— begin —

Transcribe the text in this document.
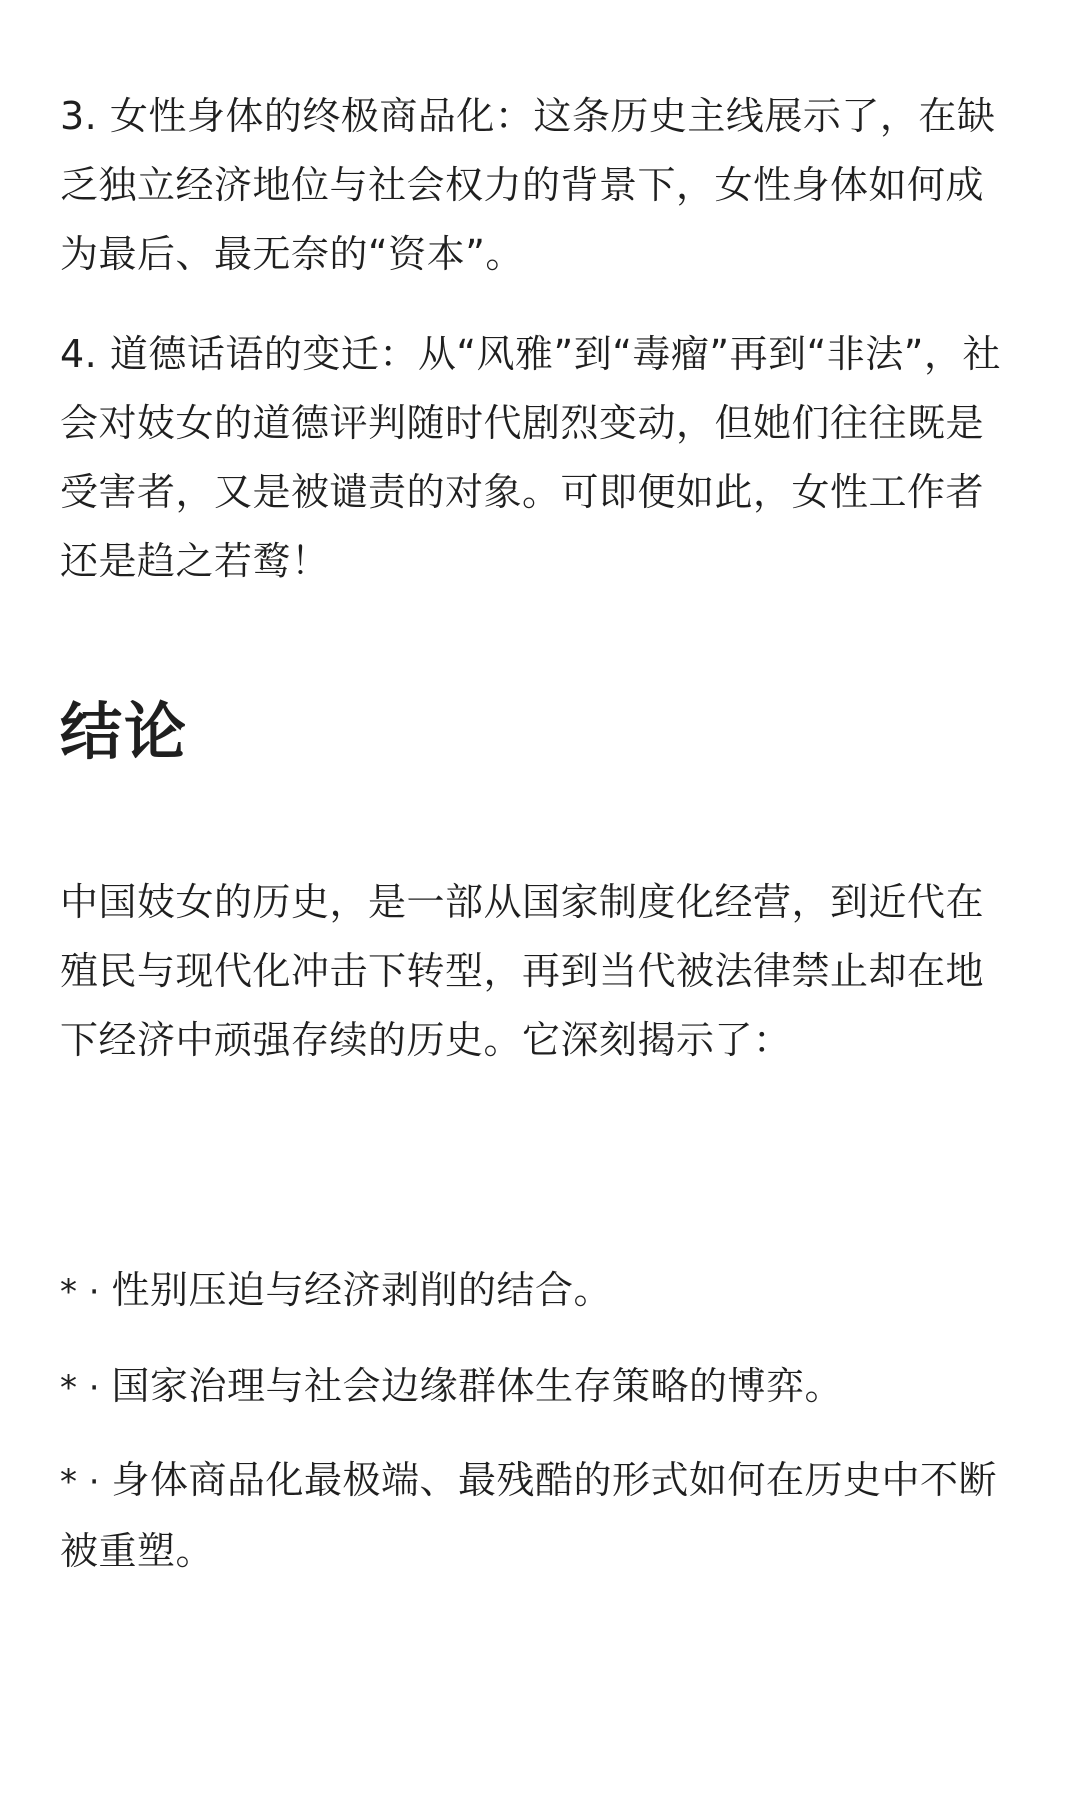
3. 女性身体的终极商品化：这条历史主线展示了，在缺乏独立经济地位与社会权力的背景下，女性身体如何成为最后、最无奈的“资本”。

4. 道德话语的变迁：从“风雅”到“毒瘤”再到“非法”，社会对妓女的道德评判随时代剧烈变动，但她们往往既是受害者，又是被谴责的对象。可即便如此，女性工作者还是趋之若鹜！

结论

中国妓女的历史，是一部从国家制度化经营，到近代在殖民与现代化冲击下转型，再到当代被法律禁止却在地下经济中顽强存续的历史。它深刻揭示了：

* · 性别压迫与经济剥削的结合。

* · 国家治理与社会边缘群体生存策略的博弈。

* · 身体商品化最极端、最残酷的形式如何在历史中不断被重塑。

— end —

TASK GOAL: Each entry above should be reproduced exactly, with the pictures removed.

FINISHED EXERCISE:
Transcribe the text in this document.
3. 女性身体的终极商品化：这条历史主线展示了，在缺乏独立经济地位与社会权力的背景下，女性身体如何成为最后、最无奈的“资本”。

4. 道德话语的变迁：从“风雅”到“毒瘤”再到“非法”，社会对妓女的道德评判随时代剧烈变动，但她们往往既是受害者，又是被谴责的对象。可即便如此，女性工作者还是趋之若鹜！

结论

中国妓女的历史，是一部从国家制度化经营，到近代在殖民与现代化冲击下转型，再到当代被法律禁止却在地下经济中顽强存续的历史。它深刻揭示了：

* · 性别压迫与经济剥削的结合。

* · 国家治理与社会边缘群体生存策略的博弈。

* · 身体商品化最极端、最残酷的形式如何在历史中不断被重塑。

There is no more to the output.